_GIVEN INSTRUCTION:_ Repeat each entry as written, dropping any picture you find.

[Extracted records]
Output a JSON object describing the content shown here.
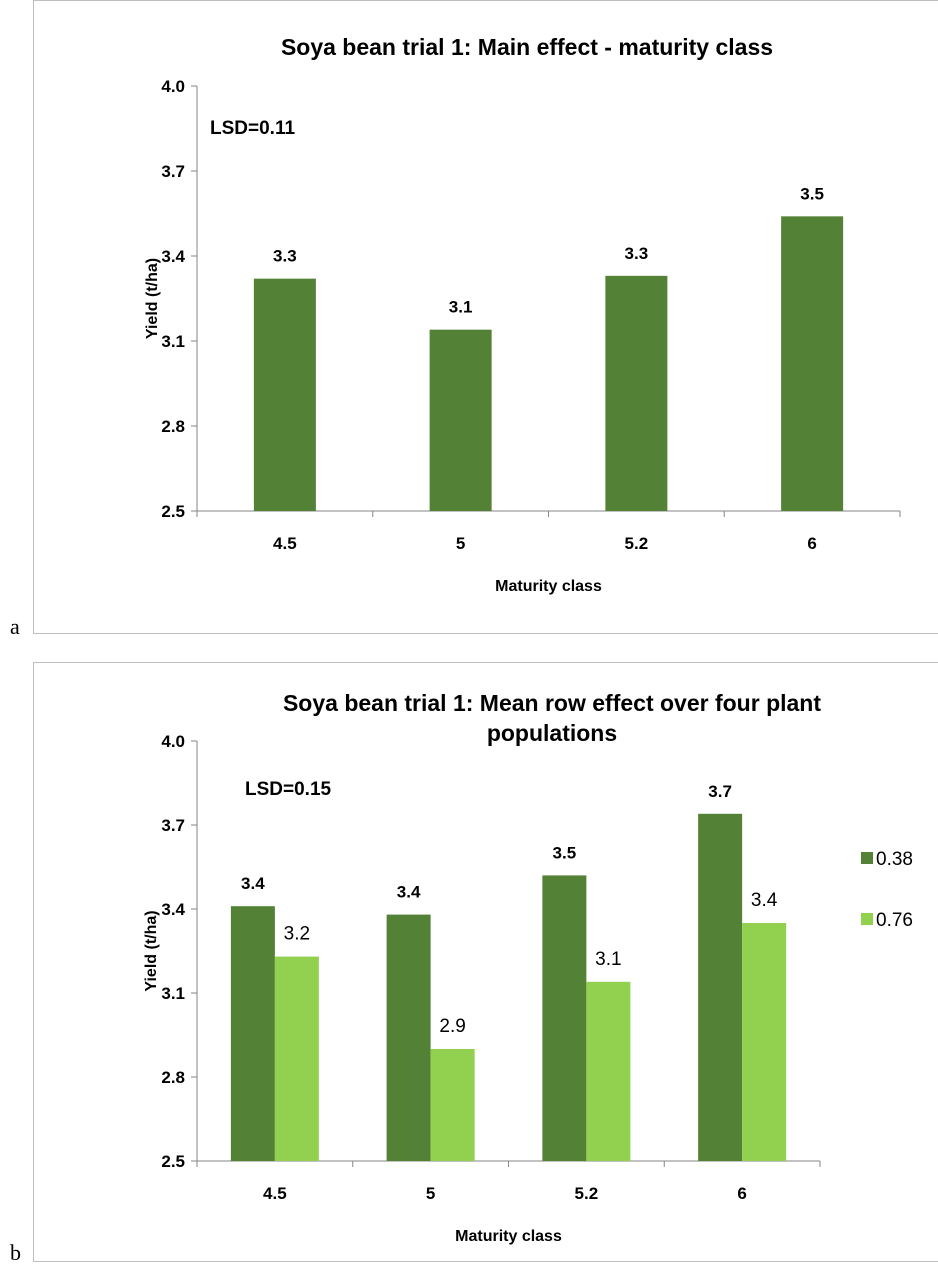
{
  "figure_letters": [
    "a",
    "b"
  ],
  "chart_data": [
    {
      "type": "bar",
      "title": "Soya bean trial 1: Main effect - maturity class",
      "xlabel": "Maturity class",
      "ylabel": "Yield (t/ha)",
      "ylim": [
        2.5,
        4.0
      ],
      "yticks": [
        "2.5",
        "2.8",
        "3.1",
        "3.4",
        "3.7",
        "4.0"
      ],
      "annotation": "LSD=0.11",
      "categories": [
        "4.5",
        "5",
        "5.2",
        "6"
      ],
      "legend": "none",
      "series": [
        {
          "values": [
            3.32,
            3.14,
            3.33,
            3.54
          ],
          "labels": [
            "3.3",
            "3.1",
            "3.3",
            "3.5"
          ],
          "color": "#538135"
        }
      ]
    },
    {
      "type": "bar",
      "title": "Soya bean trial 1: Mean row effect over four plant populations",
      "xlabel": "Maturity class",
      "ylabel": "Yield (t/ha)",
      "ylim": [
        2.5,
        4.0
      ],
      "yticks": [
        "2.5",
        "2.8",
        "3.1",
        "3.4",
        "3.7",
        "4.0"
      ],
      "annotation": "LSD=0.15",
      "categories": [
        "4.5",
        "5",
        "5.2",
        "6"
      ],
      "legend": "right",
      "series": [
        {
          "name": "0.38",
          "values": [
            3.41,
            3.38,
            3.52,
            3.74
          ],
          "labels": [
            "3.4",
            "3.4",
            "3.5",
            "3.7"
          ],
          "color": "#538135"
        },
        {
          "name": "0.76",
          "values": [
            3.23,
            2.9,
            3.14,
            3.35
          ],
          "labels": [
            "3.2",
            "2.9",
            "3.1",
            "3.4"
          ],
          "color": "#92d050"
        }
      ]
    }
  ]
}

_ANSWER TO THE PROBLEM:_
Output a JSON object describing the content shown here.
{
  "figure_letters": [
    "a",
    "b"
  ],
  "chart_data": [
    {
      "type": "bar",
      "title": "Soya bean trial 1: Main effect - maturity class",
      "xlabel": "Maturity class",
      "ylabel": "Yield (t/ha)",
      "ylim": [
        2.5,
        4.0
      ],
      "yticks": [
        "2.5",
        "2.8",
        "3.1",
        "3.4",
        "3.7",
        "4.0"
      ],
      "annotation": "LSD=0.11",
      "categories": [
        "4.5",
        "5",
        "5.2",
        "6"
      ],
      "legend": "none",
      "series": [
        {
          "values": [
            3.32,
            3.14,
            3.33,
            3.54
          ],
          "labels": [
            "3.3",
            "3.1",
            "3.3",
            "3.5"
          ],
          "color": "#538135"
        }
      ]
    },
    {
      "type": "bar",
      "title": "Soya bean trial 1: Mean row effect over four plant populations",
      "xlabel": "Maturity class",
      "ylabel": "Yield (t/ha)",
      "ylim": [
        2.5,
        4.0
      ],
      "yticks": [
        "2.5",
        "2.8",
        "3.1",
        "3.4",
        "3.7",
        "4.0"
      ],
      "annotation": "LSD=0.15",
      "categories": [
        "4.5",
        "5",
        "5.2",
        "6"
      ],
      "legend": "right",
      "series": [
        {
          "name": "0.38",
          "values": [
            3.41,
            3.38,
            3.52,
            3.74
          ],
          "labels": [
            "3.4",
            "3.4",
            "3.5",
            "3.7"
          ],
          "color": "#538135"
        },
        {
          "name": "0.76",
          "values": [
            3.23,
            2.9,
            3.14,
            3.35
          ],
          "labels": [
            "3.2",
            "2.9",
            "3.1",
            "3.4"
          ],
          "color": "#92d050"
        }
      ]
    }
  ]
}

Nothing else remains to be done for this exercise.